■ **To do**
Emit the entire listing verbatim.

START Input for this task

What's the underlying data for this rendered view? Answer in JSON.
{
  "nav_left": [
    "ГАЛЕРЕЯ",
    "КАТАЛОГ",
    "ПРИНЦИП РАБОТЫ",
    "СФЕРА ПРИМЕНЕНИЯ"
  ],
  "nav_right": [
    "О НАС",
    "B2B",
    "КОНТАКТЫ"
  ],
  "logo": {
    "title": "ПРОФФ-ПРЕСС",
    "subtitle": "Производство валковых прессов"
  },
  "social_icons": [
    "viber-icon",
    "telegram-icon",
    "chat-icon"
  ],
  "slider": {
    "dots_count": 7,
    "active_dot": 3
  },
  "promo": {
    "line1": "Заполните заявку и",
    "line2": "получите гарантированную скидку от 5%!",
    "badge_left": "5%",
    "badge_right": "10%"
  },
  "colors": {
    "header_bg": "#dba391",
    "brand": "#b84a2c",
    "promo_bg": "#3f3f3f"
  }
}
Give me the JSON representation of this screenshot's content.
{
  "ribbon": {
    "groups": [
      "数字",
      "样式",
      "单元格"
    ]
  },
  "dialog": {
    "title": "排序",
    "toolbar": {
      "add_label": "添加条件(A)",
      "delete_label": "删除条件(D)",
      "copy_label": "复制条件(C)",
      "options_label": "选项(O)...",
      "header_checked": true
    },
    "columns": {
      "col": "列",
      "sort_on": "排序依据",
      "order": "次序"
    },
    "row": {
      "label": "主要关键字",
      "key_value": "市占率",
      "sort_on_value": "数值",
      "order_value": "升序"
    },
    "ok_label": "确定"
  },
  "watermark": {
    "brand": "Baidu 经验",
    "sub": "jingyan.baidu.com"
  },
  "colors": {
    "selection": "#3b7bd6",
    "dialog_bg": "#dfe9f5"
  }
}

END Input for this task

■ **Task result**
What's the underlying data for this rendered view? Answer in JSON.
{
  "nav_left": [
    "ГАЛЕРЕЯ",
    "КАТАЛОГ",
    "ПРИНЦИП РАБОТЫ",
    "СФЕРА ПРИМЕНЕНИЯ"
  ],
  "nav_right": [
    "О НАС",
    "B2B",
    "КОНТАКТЫ"
  ],
  "logo": {
    "title": "ПРОФФ-ПРЕСС",
    "subtitle": "Производство валковых прессов"
  },
  "social_icons": [
    "viber-icon",
    "telegram-icon",
    "chat-icon"
  ],
  "slider": {
    "dots_count": 7,
    "active_dot": 3
  },
  "promo": {
    "line1": "Заполните заявку и",
    "line2": "получите гарантированную скидку от 5%!",
    "badge_left": "5%",
    "badge_right": "10%"
  },
  "colors": {
    "header_bg": "#dba391",
    "brand": "#b84a2c",
    "promo_bg": "#3f3f3f"
  }
}
Give me the JSON representation of this screenshot's content.
{
  "ribbon": {
    "groups": [
      "数字",
      "样式",
      "单元格"
    ]
  },
  "dialog": {
    "title": "排序",
    "toolbar": {
      "add_label": "添加条件(A)",
      "delete_label": "删除条件(D)",
      "copy_label": "复制条件(C)",
      "options_label": "选项(O)...",
      "header_checked": true
    },
    "columns": {
      "col": "列",
      "sort_on": "排序依据",
      "order": "次序"
    },
    "row": {
      "label": "主要关键字",
      "key_value": "市占率",
      "sort_on_value": "数值",
      "order_value": "升序"
    },
    "ok_label": "确定"
  },
  "watermark": {
    "brand": "Baidu 经验",
    "sub": "jingyan.baidu.com"
  },
  "colors": {
    "selection": "#3b7bd6",
    "dialog_bg": "#dfe9f5"
  }
}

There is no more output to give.